▸ Dataset extract:
________________________________________
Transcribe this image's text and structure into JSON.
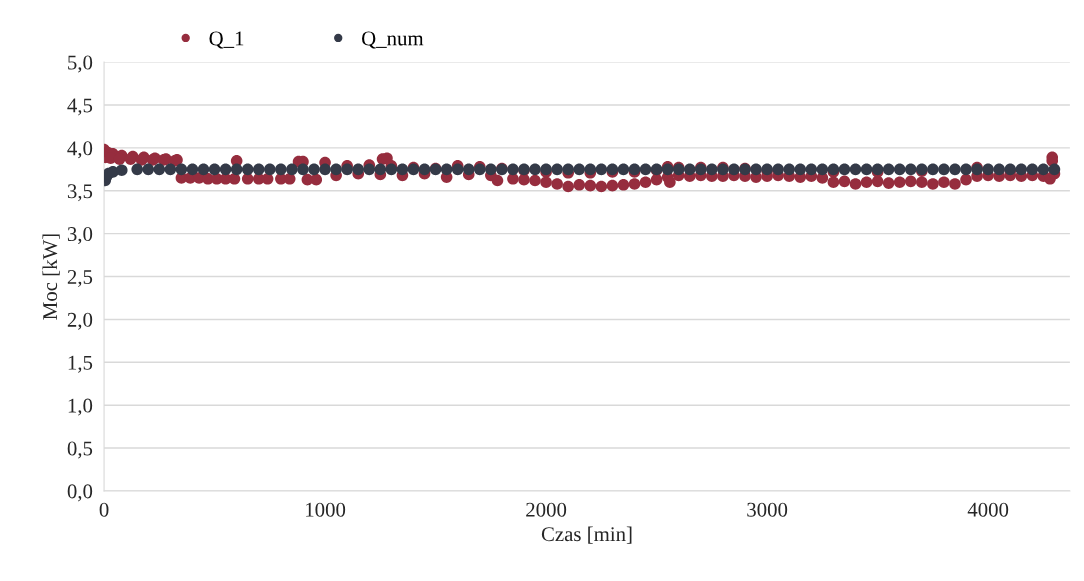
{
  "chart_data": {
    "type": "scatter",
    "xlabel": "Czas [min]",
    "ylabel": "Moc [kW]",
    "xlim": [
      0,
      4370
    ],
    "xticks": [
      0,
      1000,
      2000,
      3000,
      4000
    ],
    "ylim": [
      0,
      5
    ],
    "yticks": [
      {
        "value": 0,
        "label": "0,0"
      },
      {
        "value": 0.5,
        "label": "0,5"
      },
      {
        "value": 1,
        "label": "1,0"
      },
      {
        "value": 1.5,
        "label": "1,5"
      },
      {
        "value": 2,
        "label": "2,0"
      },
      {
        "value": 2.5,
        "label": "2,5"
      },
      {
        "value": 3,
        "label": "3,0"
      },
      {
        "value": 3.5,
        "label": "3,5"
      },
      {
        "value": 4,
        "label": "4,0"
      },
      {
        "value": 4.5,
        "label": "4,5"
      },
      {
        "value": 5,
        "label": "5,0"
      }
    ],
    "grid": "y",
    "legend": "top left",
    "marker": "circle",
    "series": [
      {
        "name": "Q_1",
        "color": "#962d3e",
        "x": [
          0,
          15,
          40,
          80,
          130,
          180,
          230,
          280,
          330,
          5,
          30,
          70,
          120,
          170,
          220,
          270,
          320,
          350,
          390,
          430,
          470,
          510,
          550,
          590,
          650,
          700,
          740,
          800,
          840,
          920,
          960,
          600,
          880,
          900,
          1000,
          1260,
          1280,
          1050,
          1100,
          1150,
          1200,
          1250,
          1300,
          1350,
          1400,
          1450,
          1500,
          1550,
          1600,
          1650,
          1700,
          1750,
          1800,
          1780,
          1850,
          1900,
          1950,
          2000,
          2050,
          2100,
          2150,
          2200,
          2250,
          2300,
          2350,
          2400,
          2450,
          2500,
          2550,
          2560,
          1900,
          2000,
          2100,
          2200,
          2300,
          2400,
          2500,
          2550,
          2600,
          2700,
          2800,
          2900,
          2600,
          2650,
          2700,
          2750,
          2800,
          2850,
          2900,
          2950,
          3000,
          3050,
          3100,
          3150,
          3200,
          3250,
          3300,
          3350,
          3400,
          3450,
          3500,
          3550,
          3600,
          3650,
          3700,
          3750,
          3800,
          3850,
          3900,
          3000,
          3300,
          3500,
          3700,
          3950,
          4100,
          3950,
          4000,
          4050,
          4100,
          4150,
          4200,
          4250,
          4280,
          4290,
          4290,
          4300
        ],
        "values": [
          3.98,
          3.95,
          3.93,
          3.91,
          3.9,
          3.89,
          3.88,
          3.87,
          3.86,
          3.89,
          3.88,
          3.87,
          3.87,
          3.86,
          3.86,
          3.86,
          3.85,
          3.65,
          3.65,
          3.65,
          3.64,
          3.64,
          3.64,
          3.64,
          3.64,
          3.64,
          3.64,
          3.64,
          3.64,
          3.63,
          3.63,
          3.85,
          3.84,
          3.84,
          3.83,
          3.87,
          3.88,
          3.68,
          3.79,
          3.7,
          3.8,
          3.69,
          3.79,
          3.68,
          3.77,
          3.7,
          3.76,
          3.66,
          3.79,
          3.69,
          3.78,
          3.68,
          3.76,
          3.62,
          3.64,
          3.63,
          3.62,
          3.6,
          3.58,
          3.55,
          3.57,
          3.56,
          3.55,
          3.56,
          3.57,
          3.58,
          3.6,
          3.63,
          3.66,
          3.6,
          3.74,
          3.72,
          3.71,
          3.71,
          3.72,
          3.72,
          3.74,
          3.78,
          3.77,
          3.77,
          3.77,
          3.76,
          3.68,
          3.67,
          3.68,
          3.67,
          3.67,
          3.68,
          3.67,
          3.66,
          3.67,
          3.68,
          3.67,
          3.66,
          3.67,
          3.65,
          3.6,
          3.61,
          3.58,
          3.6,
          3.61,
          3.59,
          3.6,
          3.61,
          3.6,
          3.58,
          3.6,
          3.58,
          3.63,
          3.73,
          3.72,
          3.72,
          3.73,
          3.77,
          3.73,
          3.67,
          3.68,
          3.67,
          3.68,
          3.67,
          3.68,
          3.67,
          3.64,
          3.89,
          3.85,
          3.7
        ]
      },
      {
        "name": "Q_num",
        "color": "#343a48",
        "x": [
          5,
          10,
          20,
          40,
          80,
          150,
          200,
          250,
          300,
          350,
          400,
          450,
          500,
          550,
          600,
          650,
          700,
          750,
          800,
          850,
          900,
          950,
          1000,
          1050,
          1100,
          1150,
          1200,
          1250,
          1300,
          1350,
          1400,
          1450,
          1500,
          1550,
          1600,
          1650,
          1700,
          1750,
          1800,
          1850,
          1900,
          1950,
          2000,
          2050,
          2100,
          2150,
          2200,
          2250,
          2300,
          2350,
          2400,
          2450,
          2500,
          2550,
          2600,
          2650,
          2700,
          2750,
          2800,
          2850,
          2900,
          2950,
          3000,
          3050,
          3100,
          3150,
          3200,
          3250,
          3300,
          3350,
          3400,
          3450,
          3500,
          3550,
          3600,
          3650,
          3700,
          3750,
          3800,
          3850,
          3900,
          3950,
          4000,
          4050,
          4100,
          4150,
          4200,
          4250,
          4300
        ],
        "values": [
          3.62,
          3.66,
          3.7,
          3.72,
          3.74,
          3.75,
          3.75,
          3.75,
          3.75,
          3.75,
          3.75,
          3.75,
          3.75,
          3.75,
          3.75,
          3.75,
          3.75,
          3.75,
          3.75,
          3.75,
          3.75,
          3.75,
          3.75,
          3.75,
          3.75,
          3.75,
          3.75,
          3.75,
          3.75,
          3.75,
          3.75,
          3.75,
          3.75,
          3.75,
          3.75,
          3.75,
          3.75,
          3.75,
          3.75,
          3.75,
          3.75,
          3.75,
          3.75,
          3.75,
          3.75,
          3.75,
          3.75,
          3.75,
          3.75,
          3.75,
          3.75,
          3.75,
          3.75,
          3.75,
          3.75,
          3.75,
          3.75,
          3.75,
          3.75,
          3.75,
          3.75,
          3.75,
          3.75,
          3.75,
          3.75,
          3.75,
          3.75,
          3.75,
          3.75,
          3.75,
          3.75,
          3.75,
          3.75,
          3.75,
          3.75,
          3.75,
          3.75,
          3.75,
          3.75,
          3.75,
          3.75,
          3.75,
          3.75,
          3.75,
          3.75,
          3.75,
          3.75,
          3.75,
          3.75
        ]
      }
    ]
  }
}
________________________________________
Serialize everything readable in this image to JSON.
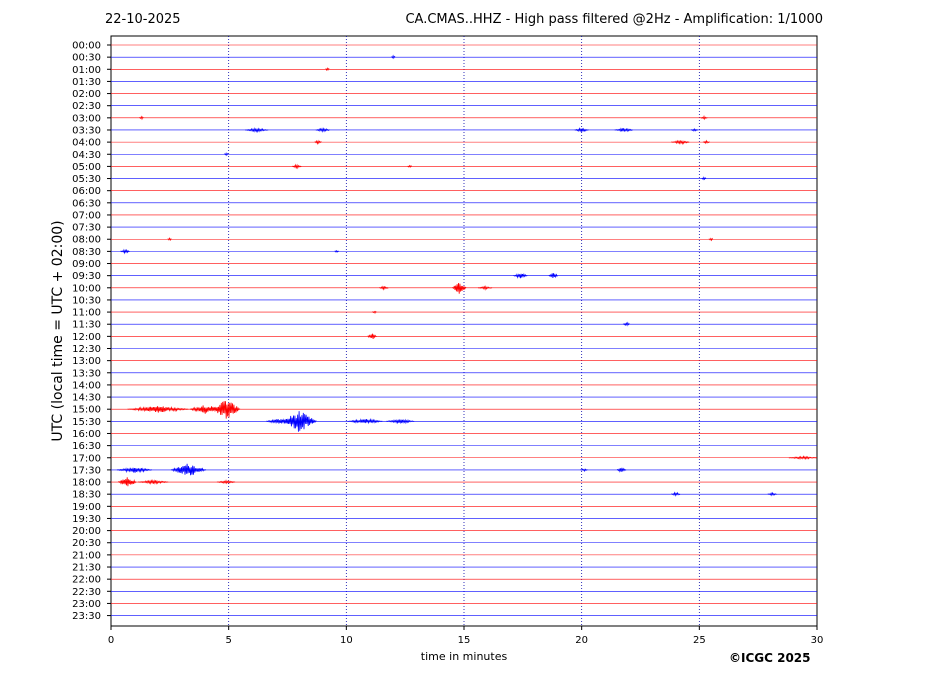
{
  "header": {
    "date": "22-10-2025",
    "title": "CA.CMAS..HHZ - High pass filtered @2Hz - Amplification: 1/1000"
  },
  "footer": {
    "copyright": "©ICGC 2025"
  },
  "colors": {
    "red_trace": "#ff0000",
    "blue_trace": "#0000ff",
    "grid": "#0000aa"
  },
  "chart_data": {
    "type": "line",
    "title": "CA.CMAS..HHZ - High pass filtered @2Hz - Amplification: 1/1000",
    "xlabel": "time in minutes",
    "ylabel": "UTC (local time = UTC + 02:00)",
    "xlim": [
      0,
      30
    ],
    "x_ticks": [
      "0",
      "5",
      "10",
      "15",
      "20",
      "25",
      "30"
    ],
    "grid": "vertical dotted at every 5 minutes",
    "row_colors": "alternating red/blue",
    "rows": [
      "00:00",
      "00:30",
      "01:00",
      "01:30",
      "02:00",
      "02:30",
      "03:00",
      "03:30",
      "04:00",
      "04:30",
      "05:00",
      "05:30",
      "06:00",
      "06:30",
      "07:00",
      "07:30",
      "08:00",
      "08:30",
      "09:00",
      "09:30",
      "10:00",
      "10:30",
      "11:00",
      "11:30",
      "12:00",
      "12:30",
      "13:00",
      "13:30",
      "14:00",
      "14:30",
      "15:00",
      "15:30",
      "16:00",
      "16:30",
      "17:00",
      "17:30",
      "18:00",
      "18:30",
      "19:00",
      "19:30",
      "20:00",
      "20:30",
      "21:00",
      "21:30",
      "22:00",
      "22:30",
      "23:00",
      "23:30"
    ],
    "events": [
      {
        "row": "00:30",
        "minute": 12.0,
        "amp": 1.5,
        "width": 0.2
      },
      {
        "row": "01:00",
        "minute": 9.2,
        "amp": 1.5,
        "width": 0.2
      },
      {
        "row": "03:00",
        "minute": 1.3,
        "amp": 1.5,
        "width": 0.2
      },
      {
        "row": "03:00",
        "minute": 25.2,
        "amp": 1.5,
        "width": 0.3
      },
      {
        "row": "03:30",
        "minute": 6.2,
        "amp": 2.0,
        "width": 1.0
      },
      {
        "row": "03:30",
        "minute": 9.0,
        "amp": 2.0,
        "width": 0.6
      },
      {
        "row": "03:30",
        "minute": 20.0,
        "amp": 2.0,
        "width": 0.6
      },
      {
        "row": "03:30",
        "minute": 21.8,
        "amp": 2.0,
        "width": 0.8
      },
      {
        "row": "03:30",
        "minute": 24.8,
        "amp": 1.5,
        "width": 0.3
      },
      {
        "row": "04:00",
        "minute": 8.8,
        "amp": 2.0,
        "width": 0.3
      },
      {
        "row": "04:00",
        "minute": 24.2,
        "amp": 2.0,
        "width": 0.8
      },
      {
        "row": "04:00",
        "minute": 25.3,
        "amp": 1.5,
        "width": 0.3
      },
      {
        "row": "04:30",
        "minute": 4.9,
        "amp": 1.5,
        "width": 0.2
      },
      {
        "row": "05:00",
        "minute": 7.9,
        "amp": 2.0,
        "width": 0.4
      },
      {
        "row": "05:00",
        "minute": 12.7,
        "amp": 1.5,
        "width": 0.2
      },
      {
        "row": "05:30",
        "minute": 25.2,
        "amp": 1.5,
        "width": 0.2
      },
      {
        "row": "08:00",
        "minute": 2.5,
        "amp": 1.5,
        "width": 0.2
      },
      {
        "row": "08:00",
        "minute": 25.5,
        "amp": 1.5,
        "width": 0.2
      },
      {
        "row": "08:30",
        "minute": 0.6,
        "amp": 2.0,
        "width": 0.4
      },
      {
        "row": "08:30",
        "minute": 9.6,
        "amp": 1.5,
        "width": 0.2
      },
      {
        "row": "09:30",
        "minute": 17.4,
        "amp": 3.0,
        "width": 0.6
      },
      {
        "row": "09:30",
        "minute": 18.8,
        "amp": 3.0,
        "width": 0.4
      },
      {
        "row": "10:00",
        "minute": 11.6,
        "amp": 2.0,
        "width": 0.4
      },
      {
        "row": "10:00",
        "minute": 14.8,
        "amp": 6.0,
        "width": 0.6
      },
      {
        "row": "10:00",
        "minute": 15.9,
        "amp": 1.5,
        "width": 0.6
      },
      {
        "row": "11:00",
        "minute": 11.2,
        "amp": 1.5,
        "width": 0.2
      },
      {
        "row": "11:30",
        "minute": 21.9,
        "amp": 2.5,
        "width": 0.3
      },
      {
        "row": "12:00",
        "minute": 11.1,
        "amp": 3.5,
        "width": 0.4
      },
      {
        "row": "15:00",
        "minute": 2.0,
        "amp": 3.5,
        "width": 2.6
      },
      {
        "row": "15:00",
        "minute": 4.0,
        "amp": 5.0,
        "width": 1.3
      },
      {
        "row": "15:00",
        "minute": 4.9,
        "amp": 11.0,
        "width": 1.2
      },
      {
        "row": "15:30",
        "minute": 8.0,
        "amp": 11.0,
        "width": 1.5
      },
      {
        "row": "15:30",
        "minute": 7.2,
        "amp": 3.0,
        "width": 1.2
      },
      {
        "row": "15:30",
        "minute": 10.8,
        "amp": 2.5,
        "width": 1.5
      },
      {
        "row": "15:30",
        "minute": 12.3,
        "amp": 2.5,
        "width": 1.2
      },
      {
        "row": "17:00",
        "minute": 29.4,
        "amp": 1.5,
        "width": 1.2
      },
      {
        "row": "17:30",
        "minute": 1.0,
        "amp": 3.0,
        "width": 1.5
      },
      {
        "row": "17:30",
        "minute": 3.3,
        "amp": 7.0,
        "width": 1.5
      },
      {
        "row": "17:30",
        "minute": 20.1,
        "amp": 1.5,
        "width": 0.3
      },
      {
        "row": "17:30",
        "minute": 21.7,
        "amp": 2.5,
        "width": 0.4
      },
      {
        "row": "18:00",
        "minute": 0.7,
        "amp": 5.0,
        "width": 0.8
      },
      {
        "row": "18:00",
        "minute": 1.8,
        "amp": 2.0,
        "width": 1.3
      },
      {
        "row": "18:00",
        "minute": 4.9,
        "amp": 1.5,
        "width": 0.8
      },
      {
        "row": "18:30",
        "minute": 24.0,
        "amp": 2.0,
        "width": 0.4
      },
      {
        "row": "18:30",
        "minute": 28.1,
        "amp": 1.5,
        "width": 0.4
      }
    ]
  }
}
________________________________________
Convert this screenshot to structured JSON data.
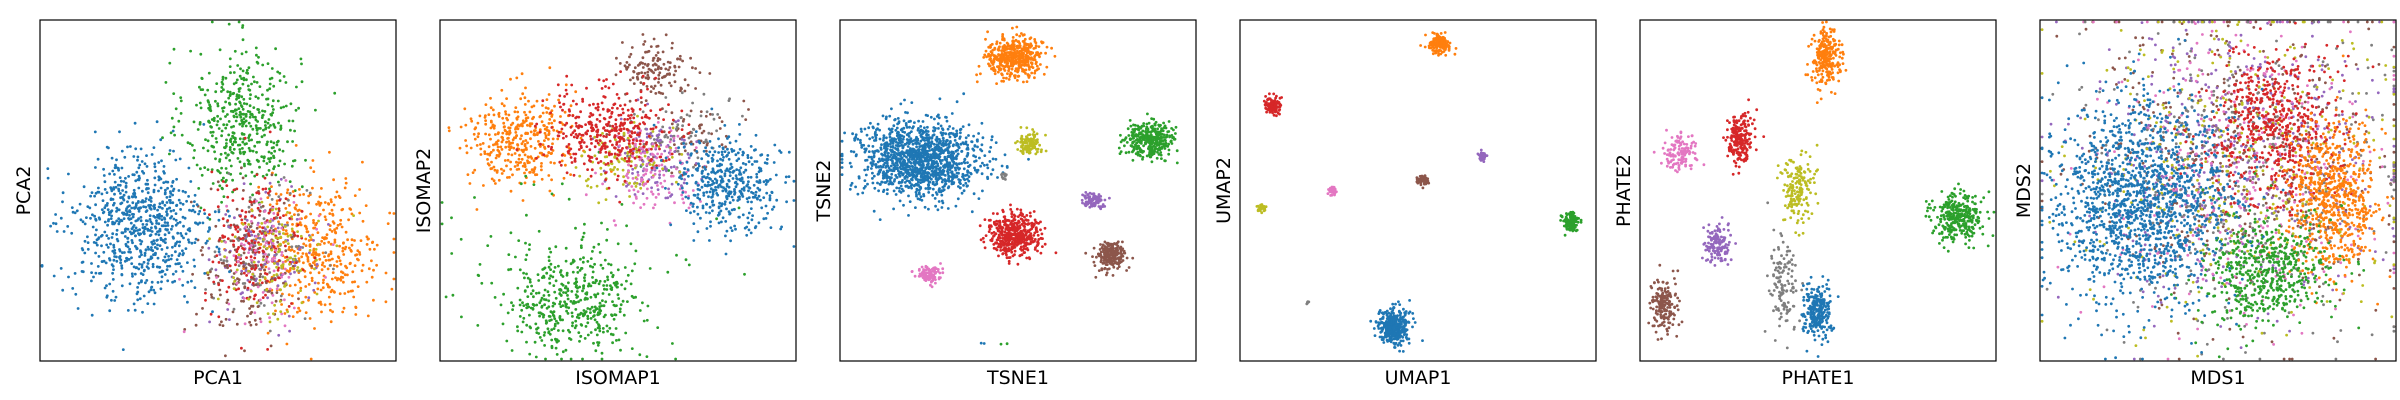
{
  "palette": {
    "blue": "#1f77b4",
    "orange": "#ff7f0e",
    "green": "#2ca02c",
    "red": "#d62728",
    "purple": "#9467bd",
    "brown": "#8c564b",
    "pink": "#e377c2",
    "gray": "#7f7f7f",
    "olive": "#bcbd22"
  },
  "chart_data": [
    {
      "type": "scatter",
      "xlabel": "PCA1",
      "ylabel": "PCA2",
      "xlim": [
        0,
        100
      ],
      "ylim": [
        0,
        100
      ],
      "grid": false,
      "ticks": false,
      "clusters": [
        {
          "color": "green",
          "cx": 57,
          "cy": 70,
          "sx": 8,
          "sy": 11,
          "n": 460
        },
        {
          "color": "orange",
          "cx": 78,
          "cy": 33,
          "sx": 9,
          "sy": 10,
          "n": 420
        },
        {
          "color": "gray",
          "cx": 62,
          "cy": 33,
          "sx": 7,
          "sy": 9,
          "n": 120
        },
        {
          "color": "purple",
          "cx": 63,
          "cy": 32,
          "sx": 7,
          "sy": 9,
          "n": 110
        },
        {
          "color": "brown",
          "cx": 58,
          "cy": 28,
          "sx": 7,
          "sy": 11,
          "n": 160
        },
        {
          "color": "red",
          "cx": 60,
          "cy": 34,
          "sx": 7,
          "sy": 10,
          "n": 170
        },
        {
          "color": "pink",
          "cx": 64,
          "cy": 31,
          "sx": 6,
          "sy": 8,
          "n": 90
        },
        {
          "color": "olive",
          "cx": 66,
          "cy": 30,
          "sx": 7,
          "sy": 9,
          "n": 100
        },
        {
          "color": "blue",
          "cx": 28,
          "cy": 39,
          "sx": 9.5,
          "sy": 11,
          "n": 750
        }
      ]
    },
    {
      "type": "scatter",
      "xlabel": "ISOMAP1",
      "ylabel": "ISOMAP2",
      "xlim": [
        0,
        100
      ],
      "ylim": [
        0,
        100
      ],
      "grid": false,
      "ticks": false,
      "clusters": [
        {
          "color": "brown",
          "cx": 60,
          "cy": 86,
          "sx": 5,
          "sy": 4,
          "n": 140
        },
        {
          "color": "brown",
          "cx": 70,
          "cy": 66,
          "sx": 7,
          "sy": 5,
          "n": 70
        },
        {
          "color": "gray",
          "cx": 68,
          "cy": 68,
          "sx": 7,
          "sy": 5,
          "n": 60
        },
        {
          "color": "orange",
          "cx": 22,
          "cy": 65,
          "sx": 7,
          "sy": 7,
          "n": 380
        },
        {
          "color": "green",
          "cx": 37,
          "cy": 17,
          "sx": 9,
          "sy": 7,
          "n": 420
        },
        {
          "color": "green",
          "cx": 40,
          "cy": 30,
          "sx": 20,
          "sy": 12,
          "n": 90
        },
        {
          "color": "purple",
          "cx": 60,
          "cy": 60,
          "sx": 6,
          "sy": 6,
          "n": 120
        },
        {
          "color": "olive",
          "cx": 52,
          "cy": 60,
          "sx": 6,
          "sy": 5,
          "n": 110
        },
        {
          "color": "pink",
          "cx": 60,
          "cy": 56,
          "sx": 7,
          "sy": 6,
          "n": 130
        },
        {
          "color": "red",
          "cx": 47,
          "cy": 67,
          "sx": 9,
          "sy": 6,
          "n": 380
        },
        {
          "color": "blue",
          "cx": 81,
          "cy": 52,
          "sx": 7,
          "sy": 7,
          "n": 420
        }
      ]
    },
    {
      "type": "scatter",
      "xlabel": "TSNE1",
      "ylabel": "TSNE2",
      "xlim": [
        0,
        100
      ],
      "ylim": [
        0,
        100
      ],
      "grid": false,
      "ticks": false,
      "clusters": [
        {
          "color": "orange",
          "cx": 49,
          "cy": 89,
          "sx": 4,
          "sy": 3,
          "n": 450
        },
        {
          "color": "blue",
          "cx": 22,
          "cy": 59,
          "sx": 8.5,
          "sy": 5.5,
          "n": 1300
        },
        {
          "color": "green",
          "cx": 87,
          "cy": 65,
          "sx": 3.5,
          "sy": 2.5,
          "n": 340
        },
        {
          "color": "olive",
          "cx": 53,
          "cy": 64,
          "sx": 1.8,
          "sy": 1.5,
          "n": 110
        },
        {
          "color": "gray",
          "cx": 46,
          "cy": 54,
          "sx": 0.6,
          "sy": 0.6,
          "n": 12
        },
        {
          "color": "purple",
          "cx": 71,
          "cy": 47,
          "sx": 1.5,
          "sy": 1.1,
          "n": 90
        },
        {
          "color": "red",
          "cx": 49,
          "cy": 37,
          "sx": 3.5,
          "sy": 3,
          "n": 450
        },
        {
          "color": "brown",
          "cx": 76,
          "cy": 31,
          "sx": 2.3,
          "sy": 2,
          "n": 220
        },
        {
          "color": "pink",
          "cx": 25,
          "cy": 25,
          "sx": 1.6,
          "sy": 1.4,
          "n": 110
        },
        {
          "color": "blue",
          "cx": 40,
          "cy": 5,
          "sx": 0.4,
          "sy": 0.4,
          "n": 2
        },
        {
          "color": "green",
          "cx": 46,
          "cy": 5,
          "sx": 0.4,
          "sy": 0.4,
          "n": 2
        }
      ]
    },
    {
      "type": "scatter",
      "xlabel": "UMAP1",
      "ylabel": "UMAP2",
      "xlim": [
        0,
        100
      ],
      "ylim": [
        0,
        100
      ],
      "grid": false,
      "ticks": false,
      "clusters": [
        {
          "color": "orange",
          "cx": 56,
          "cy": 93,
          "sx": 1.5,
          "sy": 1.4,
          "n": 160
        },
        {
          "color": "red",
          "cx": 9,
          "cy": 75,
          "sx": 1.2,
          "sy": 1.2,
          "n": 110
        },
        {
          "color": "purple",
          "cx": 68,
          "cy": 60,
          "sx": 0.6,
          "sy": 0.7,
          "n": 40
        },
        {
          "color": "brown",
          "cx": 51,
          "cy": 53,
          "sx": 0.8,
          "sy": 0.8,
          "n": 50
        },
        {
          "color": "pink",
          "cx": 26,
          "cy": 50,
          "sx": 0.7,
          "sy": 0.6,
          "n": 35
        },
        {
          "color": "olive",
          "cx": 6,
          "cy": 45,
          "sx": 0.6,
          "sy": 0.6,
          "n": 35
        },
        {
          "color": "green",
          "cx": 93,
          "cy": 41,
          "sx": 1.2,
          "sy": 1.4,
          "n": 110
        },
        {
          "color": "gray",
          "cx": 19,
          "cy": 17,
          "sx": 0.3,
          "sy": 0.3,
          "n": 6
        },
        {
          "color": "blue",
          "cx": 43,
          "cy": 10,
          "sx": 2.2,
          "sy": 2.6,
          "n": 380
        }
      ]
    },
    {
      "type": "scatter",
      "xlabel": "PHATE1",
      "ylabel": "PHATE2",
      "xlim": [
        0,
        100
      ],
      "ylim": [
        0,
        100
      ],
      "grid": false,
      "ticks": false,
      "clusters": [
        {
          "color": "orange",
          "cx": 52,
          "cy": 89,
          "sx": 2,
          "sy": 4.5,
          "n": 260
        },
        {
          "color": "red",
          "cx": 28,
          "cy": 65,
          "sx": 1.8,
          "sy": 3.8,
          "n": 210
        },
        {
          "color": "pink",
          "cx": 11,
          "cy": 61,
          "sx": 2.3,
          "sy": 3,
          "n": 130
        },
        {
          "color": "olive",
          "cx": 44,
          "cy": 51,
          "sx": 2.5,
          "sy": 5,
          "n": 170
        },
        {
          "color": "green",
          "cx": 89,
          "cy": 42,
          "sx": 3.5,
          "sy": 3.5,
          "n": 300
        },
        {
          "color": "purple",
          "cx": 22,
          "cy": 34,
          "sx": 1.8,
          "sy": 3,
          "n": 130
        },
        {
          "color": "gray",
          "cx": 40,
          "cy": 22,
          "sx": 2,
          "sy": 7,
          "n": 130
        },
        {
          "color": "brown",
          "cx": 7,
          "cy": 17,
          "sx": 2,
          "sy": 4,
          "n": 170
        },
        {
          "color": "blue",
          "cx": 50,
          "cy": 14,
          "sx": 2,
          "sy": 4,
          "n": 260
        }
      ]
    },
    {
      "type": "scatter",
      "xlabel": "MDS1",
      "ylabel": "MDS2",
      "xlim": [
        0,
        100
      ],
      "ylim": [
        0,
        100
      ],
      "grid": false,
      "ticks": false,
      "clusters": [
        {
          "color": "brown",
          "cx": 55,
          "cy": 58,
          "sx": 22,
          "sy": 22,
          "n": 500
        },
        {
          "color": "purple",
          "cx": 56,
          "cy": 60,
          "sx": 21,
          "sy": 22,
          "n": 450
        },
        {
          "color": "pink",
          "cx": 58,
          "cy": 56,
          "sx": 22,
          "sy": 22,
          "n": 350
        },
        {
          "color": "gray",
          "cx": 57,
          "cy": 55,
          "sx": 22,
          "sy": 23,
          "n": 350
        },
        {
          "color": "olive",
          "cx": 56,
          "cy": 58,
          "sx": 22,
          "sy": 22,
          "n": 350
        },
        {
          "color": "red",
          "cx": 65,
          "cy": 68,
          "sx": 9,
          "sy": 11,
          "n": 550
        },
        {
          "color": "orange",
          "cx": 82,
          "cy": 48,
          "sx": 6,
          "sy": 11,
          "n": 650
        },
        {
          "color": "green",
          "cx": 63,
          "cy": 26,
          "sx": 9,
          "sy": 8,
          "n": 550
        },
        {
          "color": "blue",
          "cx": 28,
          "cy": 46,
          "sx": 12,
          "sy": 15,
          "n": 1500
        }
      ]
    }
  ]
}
________________________________________
▸ What is expected:
In the records above, how many lines contain the word "filtered"? Give the number alone.

▸ Full response:
2